>> start ENTRIES
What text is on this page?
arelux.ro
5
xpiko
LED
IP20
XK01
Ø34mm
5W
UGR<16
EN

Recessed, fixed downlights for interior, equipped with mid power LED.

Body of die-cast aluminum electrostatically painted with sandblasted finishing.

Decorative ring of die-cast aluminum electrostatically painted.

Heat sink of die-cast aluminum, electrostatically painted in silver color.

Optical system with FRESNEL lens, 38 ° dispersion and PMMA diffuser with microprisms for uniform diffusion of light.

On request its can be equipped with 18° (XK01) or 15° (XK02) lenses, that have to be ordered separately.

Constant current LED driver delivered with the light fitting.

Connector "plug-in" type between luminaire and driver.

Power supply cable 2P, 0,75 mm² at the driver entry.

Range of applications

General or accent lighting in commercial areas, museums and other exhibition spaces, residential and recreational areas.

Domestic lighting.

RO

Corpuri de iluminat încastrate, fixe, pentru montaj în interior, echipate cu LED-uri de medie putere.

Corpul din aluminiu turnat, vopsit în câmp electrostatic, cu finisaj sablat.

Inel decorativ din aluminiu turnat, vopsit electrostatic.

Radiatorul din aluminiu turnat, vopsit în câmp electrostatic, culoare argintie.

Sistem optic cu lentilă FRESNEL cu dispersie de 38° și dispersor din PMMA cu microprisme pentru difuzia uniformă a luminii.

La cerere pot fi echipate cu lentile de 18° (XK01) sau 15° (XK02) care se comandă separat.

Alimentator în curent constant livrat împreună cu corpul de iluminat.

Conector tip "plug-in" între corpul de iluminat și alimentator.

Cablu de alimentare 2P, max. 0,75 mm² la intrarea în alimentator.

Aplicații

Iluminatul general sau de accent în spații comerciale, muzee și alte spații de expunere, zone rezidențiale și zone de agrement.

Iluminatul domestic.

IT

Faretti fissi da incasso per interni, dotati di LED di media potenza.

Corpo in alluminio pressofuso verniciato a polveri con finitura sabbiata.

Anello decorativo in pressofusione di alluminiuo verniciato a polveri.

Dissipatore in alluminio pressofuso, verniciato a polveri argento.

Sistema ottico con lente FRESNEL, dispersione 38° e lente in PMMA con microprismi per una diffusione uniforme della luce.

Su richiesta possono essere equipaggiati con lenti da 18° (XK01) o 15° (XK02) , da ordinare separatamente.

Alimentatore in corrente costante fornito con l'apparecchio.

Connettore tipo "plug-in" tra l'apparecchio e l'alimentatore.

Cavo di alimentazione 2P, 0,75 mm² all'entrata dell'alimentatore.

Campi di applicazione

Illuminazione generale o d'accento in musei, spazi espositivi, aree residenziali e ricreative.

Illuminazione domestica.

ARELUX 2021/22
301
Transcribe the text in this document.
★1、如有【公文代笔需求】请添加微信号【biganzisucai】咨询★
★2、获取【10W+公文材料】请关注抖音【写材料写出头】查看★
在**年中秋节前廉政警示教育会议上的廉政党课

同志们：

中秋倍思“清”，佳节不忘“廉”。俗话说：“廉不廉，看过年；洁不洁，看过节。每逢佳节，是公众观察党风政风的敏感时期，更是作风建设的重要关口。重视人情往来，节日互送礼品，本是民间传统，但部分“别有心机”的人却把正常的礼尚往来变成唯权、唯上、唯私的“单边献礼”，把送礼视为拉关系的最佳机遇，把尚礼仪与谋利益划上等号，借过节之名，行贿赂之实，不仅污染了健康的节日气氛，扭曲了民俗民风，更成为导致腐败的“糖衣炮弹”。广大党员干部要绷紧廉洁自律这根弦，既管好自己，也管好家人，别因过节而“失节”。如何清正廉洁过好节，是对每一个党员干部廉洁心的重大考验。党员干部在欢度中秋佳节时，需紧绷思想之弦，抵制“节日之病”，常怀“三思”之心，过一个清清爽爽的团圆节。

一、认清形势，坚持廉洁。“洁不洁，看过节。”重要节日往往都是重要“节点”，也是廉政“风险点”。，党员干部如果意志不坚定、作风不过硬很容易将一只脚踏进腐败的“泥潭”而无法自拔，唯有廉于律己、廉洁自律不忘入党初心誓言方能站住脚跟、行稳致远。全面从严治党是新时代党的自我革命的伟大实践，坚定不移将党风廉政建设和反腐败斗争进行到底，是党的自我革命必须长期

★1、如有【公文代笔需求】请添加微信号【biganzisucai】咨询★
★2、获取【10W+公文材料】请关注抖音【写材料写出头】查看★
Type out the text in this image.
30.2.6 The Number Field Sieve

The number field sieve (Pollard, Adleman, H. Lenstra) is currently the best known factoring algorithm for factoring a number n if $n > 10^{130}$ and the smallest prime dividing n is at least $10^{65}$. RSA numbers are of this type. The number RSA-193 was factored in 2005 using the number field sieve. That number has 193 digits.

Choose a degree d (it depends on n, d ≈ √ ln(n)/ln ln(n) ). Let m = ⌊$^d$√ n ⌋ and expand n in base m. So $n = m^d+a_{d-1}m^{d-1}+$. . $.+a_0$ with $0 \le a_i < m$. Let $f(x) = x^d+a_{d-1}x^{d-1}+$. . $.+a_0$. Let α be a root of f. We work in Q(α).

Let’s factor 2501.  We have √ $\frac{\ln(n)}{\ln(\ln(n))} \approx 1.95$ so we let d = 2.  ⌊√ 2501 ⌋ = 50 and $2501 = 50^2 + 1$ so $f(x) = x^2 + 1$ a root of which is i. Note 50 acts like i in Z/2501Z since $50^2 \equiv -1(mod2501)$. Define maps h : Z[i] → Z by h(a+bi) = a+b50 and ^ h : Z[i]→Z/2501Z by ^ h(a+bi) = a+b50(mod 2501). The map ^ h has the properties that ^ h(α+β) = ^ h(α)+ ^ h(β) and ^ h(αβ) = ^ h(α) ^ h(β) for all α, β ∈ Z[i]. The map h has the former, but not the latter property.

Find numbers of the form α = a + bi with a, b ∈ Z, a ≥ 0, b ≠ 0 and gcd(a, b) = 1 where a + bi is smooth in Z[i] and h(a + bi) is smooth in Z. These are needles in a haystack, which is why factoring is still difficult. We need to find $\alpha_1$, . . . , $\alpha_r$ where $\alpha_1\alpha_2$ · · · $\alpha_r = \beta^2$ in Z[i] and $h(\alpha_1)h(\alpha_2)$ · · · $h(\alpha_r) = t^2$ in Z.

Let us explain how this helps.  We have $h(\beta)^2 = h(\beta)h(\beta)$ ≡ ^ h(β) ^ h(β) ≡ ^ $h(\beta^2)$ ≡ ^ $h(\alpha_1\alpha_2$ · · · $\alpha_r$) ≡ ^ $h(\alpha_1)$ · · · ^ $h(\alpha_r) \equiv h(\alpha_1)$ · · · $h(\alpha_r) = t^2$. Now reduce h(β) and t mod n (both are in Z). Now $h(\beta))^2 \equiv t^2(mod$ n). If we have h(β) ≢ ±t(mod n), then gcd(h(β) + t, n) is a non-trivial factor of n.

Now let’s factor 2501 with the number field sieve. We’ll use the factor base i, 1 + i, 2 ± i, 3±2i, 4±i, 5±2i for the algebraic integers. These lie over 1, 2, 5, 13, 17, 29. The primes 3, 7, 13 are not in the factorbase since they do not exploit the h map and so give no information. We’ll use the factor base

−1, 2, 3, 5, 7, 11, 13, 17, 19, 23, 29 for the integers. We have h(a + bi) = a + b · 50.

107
>> end ENTRIES
Collect, from the material above, every line containing the word "câmp".

Corpul din aluminiu turnat, vopsit în câmp electrostatic, cu finisaj sablat.
Radiatorul din aluminiu turnat, vopsit în câmp electrostatic, culoare argintie.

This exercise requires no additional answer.